= The task =
Could you extract from the records below every line from the one containing "Localize each UI" through the one containing "svg-text:26/06: 26/06 xyxy=(58,680,84,692)", both included, and reproduce them verbatim?

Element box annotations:
** Begin **

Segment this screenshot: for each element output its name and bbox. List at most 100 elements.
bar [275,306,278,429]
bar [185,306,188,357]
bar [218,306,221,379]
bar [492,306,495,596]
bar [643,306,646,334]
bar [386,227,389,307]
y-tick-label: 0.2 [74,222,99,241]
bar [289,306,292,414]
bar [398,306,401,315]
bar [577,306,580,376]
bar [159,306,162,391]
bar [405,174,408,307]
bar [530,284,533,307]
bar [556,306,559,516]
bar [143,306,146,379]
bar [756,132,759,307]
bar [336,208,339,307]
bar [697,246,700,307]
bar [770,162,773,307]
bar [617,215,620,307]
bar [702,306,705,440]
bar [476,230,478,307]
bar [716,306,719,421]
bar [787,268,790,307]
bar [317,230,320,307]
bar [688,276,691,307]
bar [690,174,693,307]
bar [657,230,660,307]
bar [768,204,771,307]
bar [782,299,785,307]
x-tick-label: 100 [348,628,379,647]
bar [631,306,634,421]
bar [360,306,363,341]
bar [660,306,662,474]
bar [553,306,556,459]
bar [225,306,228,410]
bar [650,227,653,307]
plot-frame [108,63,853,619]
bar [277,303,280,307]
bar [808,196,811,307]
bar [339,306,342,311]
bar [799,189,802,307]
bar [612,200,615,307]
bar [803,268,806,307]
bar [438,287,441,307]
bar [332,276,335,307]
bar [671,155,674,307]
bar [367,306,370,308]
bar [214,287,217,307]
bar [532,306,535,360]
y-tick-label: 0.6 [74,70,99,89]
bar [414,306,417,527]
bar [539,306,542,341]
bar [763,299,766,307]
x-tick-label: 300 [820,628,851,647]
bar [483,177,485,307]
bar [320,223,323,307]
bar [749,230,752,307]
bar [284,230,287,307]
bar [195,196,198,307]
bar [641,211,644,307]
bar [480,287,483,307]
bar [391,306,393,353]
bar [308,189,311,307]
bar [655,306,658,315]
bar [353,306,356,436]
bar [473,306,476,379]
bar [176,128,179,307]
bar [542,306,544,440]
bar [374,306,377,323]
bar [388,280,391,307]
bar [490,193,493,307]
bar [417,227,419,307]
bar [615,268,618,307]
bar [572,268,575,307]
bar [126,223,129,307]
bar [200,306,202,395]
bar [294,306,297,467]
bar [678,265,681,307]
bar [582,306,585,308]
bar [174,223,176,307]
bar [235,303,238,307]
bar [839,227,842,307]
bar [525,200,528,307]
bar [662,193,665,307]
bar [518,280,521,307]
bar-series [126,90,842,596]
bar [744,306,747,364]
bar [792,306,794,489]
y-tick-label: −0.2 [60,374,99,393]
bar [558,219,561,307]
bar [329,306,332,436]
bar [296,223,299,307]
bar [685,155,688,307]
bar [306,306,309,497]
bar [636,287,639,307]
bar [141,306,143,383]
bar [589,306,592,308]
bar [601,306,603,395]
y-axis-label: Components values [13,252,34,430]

** End **
** Begin **

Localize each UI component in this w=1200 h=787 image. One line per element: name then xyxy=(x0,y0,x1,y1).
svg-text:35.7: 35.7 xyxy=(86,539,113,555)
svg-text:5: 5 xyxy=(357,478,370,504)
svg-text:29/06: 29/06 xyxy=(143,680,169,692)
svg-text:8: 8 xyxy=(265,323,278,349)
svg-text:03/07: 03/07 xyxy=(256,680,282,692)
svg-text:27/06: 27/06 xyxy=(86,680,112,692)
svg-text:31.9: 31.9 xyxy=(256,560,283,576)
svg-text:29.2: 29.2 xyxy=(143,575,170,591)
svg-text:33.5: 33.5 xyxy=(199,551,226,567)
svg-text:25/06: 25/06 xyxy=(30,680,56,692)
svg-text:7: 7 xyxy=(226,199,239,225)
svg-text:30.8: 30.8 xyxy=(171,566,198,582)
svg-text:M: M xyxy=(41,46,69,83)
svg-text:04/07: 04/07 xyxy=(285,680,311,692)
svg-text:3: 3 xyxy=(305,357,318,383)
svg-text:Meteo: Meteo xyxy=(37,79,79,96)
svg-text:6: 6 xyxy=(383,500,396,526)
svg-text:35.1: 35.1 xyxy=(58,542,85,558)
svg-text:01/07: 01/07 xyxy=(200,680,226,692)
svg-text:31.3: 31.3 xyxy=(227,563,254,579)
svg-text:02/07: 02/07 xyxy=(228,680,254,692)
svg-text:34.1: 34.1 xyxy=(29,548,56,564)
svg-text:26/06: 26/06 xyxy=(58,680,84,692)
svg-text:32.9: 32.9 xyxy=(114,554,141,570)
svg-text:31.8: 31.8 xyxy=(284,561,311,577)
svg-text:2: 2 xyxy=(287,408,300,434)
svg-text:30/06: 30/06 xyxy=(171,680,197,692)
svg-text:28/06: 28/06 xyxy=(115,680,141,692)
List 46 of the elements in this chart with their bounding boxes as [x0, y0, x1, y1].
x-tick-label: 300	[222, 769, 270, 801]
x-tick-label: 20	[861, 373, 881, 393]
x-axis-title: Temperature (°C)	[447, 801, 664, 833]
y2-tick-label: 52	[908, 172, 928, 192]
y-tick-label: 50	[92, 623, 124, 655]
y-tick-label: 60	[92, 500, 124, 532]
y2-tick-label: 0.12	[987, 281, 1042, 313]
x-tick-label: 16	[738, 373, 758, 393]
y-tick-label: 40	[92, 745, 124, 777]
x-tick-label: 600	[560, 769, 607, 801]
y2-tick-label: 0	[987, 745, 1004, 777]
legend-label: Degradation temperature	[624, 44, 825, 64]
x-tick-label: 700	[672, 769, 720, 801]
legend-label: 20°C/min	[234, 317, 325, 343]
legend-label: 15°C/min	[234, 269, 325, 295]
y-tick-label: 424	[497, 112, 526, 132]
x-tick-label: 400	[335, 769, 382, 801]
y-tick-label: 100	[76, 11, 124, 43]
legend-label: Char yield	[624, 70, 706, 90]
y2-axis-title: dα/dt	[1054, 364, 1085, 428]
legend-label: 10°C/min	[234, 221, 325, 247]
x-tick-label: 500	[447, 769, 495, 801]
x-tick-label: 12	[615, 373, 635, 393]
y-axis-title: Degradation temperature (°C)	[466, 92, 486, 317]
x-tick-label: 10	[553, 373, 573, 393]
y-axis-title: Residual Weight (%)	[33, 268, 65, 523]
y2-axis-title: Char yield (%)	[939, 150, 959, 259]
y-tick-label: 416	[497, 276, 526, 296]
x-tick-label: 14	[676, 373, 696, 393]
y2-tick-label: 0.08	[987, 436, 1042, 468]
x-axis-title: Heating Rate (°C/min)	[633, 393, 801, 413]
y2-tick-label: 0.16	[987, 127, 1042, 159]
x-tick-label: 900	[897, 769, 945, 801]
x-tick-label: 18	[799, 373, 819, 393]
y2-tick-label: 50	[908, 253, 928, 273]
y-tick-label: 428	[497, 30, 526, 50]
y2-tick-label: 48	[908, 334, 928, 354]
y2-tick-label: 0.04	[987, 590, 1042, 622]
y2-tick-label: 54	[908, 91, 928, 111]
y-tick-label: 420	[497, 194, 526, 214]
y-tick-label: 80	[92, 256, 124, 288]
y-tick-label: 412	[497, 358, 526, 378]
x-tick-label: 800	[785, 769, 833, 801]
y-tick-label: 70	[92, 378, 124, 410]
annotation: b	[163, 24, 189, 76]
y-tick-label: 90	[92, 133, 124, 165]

** End **
** Begin **

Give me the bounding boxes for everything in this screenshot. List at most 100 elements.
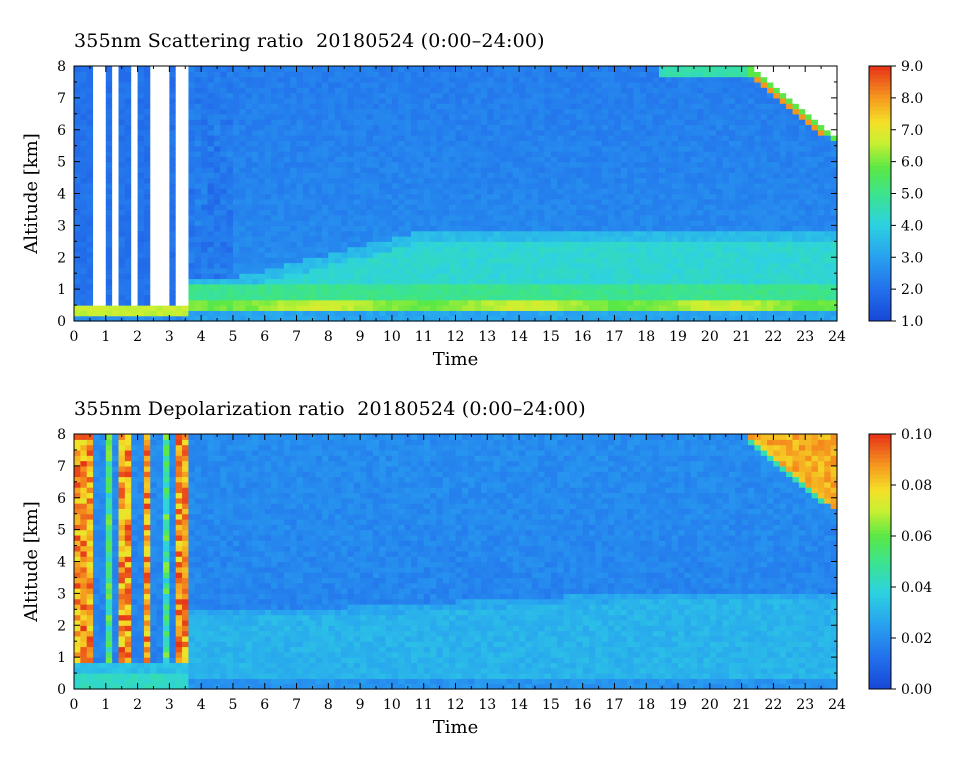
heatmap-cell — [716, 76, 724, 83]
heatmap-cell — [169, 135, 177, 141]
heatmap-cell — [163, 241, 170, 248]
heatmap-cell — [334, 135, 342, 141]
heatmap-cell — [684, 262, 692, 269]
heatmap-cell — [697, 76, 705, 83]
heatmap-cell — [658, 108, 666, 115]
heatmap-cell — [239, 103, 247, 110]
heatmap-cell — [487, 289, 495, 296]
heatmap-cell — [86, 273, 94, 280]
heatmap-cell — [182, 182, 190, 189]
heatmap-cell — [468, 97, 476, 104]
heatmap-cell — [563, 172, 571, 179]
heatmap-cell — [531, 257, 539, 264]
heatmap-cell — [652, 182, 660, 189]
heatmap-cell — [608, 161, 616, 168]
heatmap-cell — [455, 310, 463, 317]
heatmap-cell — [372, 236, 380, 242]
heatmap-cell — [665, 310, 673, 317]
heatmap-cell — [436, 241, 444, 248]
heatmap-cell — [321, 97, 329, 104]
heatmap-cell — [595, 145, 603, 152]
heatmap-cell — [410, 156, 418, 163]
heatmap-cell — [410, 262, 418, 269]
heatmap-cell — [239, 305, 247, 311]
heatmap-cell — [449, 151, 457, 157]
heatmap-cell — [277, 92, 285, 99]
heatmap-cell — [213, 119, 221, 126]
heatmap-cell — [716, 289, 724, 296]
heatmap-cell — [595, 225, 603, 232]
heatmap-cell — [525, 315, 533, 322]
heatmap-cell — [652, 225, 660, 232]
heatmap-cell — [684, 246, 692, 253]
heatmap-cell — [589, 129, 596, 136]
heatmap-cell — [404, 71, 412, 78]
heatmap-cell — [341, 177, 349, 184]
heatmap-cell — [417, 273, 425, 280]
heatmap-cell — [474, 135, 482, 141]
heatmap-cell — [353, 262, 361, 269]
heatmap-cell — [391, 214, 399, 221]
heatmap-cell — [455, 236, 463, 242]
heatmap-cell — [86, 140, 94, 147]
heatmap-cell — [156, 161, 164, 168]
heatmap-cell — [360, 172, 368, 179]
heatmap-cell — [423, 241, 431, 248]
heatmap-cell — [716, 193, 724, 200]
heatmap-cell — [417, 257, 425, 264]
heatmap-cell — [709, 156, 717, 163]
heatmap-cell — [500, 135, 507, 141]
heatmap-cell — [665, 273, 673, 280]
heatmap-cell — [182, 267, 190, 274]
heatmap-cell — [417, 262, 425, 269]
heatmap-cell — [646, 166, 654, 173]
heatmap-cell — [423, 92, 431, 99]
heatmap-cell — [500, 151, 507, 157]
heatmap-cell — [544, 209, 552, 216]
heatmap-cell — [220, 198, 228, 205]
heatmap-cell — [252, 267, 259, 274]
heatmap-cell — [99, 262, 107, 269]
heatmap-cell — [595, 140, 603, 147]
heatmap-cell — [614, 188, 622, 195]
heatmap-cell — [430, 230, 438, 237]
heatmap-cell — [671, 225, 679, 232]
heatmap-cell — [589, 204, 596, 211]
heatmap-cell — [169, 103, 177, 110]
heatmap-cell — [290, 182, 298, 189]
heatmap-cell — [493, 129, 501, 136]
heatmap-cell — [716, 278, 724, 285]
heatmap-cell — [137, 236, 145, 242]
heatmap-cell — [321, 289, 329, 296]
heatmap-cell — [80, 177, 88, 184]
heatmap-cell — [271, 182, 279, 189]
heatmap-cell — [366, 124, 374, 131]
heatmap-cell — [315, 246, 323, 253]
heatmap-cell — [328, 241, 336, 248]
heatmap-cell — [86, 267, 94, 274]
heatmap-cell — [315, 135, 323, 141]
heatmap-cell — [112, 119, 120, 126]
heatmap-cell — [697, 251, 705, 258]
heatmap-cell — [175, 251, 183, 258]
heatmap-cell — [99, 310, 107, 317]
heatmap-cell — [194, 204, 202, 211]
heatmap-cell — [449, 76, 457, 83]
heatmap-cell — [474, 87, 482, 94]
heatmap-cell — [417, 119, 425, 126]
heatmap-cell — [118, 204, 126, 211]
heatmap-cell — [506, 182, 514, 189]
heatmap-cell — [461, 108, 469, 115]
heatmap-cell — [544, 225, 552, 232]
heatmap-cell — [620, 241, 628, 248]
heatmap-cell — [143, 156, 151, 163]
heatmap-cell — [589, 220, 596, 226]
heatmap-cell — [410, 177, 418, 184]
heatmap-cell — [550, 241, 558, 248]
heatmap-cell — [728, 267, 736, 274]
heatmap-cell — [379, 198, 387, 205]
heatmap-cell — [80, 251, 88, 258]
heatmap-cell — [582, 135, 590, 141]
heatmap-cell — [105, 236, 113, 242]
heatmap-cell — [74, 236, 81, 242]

** End **

= Full answer =
Localize each UI component in this w=1200 h=787 image. One line per element: name then xyxy=(x0,y0,x1,y1).
svg-text:35.7: 35.7 xyxy=(86,539,113,555)
svg-text:5: 5 xyxy=(357,478,370,504)
svg-text:29/06: 29/06 xyxy=(143,680,169,692)
svg-text:8: 8 xyxy=(265,323,278,349)
svg-text:03/07: 03/07 xyxy=(256,680,282,692)
svg-text:27/06: 27/06 xyxy=(86,680,112,692)
svg-text:31.9: 31.9 xyxy=(256,560,283,576)
svg-text:29.2: 29.2 xyxy=(143,575,170,591)
svg-text:33.5: 33.5 xyxy=(199,551,226,567)
svg-text:25/06: 25/06 xyxy=(30,680,56,692)
svg-text:7: 7 xyxy=(226,199,239,225)
svg-text:30.8: 30.8 xyxy=(171,566,198,582)
svg-text:M: M xyxy=(41,46,69,83)
svg-text:04/07: 04/07 xyxy=(285,680,311,692)
svg-text:3: 3 xyxy=(305,357,318,383)
svg-text:Meteo: Meteo xyxy=(37,79,79,96)
svg-text:6: 6 xyxy=(383,500,396,526)
svg-text:35.1: 35.1 xyxy=(58,542,85,558)
svg-text:01/07: 01/07 xyxy=(200,680,226,692)
svg-text:31.3: 31.3 xyxy=(227,563,254,579)
svg-text:02/07: 02/07 xyxy=(228,680,254,692)
svg-text:34.1: 34.1 xyxy=(29,548,56,564)
svg-text:26/06: 26/06 xyxy=(58,680,84,692)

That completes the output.